-- Data provided start --
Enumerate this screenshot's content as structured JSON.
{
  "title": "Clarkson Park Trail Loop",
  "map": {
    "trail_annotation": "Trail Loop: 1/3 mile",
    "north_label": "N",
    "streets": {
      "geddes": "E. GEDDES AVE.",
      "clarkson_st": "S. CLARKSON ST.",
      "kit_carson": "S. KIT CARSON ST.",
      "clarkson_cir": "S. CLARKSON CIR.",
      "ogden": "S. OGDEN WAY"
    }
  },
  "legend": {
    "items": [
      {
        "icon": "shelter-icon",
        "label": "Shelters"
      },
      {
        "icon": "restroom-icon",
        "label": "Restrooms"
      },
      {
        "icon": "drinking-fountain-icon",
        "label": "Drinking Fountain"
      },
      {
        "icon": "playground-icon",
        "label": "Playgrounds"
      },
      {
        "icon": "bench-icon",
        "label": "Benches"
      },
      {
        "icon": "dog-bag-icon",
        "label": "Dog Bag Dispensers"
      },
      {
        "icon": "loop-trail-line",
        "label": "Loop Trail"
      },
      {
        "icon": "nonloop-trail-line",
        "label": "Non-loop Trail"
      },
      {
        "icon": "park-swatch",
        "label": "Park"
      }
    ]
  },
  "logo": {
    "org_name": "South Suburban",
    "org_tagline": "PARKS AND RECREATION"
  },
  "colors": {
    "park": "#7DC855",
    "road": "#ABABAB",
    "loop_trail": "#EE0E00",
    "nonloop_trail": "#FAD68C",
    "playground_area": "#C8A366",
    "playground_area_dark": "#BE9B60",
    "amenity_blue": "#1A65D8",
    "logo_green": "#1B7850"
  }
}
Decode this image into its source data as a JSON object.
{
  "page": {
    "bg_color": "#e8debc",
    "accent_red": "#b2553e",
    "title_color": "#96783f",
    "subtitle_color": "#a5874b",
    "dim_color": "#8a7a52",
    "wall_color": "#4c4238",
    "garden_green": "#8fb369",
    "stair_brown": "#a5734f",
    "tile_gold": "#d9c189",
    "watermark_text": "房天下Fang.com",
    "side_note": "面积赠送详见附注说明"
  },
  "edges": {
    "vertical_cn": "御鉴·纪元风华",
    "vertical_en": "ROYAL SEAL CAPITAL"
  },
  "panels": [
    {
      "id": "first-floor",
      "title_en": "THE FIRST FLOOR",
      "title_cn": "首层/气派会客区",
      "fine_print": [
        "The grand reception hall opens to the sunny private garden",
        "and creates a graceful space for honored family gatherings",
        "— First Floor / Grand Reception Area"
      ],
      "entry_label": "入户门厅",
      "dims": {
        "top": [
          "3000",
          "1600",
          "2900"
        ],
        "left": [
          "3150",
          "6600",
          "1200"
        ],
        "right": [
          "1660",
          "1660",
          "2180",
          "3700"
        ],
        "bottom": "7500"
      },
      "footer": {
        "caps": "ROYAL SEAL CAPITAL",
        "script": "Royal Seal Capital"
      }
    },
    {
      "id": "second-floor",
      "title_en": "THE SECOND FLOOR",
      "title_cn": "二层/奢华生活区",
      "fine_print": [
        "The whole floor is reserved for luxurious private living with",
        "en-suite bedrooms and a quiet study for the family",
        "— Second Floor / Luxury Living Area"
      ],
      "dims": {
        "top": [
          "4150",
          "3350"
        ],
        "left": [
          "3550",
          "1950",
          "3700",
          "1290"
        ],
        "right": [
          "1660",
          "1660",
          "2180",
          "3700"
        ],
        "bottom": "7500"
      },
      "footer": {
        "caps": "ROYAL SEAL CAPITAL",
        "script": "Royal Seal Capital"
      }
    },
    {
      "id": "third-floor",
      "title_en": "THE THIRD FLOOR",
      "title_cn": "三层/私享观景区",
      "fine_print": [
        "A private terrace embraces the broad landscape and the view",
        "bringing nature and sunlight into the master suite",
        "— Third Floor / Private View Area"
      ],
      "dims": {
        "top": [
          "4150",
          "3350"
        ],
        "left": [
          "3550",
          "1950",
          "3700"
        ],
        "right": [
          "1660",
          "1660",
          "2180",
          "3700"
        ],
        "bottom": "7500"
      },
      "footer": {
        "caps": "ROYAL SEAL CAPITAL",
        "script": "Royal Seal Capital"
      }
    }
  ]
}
-- Data provided end --
-- Data provided start --
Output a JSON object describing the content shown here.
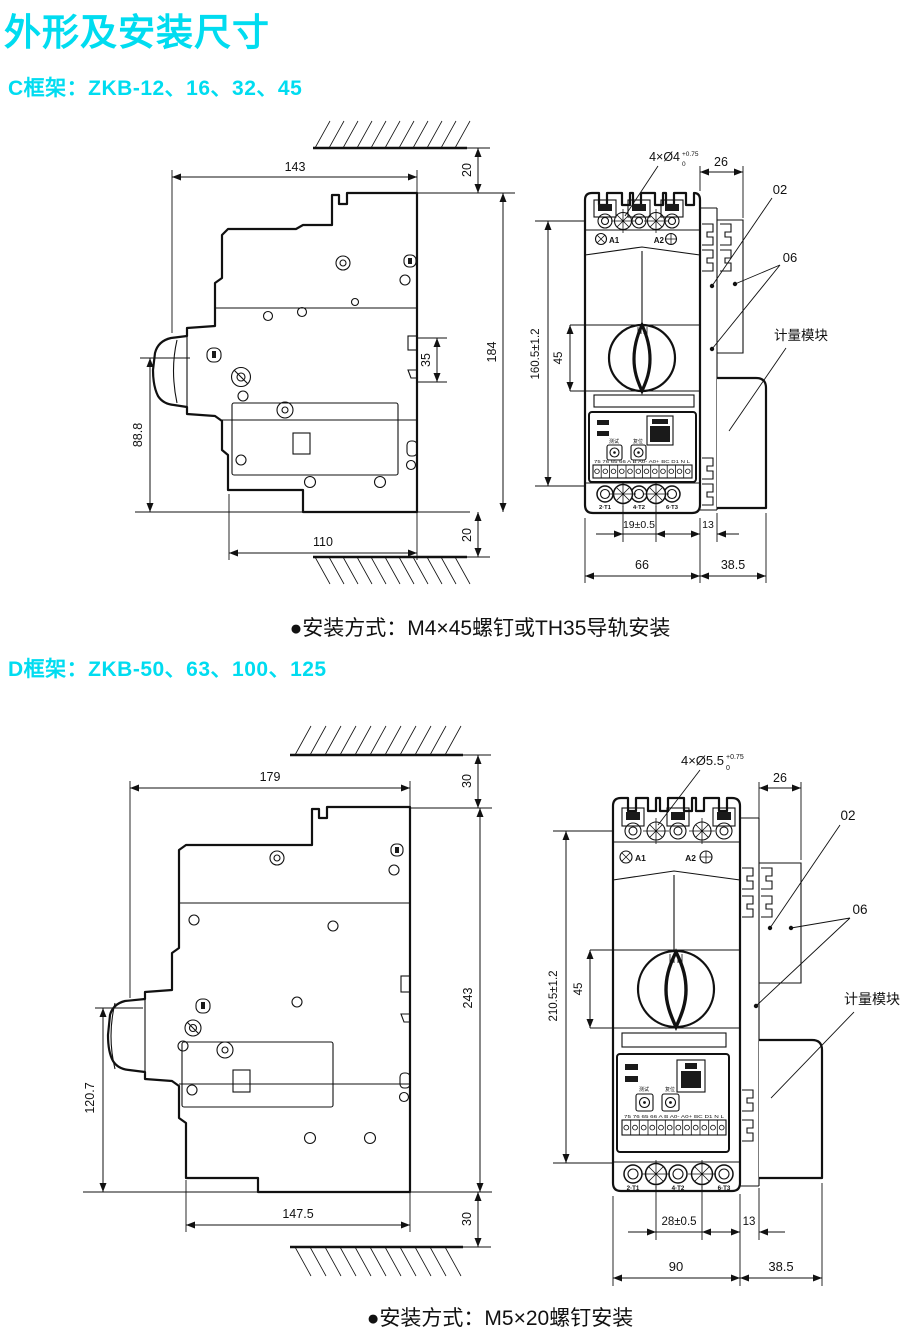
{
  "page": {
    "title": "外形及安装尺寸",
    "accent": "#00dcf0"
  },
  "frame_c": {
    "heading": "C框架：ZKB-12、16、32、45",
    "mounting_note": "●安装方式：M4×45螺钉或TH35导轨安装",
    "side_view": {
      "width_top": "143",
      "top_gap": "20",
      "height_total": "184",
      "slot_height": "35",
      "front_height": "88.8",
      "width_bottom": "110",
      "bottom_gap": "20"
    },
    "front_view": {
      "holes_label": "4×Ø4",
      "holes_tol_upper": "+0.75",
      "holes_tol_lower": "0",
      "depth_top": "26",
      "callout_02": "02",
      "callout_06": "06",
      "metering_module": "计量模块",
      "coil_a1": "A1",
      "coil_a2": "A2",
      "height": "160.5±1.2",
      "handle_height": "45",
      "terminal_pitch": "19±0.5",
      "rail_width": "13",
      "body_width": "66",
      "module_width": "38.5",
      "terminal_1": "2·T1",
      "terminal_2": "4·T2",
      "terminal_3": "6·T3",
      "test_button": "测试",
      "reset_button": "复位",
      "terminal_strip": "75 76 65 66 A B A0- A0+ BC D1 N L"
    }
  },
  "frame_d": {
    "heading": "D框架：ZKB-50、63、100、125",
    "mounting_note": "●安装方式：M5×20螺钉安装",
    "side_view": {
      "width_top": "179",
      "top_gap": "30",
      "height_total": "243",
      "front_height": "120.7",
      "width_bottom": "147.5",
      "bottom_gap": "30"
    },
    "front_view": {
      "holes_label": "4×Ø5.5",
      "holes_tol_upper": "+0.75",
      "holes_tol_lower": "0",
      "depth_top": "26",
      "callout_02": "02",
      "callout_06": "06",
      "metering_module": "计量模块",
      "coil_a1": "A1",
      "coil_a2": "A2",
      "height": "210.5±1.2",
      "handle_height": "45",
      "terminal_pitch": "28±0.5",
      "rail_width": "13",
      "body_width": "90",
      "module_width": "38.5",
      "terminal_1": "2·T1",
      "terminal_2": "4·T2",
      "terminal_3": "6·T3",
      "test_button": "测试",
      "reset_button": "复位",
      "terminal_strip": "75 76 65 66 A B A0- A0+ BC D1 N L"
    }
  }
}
-- Data provided end --
- Task
Each line that has the word "content" should be copied.

- Exercise solution
Enumerate this screenshot's content as structured JSON.
Output a JSON object describing the content shown here.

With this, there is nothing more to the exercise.